▶ [WHAT NEEDS TO BE DONE]
Where the data below has the string "table", return the whole line.

▶ [SOURCE DATA]
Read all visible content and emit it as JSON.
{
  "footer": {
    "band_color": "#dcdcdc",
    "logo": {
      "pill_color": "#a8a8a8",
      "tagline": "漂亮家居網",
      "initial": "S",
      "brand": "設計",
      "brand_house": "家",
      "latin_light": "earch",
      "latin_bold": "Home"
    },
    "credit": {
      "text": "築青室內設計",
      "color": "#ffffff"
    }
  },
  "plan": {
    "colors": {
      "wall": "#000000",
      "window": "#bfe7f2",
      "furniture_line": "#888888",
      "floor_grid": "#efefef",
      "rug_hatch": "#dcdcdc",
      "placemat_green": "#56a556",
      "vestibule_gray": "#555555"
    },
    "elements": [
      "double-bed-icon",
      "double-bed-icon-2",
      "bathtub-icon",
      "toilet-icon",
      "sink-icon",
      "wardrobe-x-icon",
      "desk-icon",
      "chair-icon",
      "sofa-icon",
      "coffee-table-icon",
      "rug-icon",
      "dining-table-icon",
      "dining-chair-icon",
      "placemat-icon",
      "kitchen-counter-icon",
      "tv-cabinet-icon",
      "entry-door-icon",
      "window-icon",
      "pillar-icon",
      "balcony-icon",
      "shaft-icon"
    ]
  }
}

▶ [RESPONSE TO THE EXERCISE]
      "coffee-table-icon",
      "dining-table-icon",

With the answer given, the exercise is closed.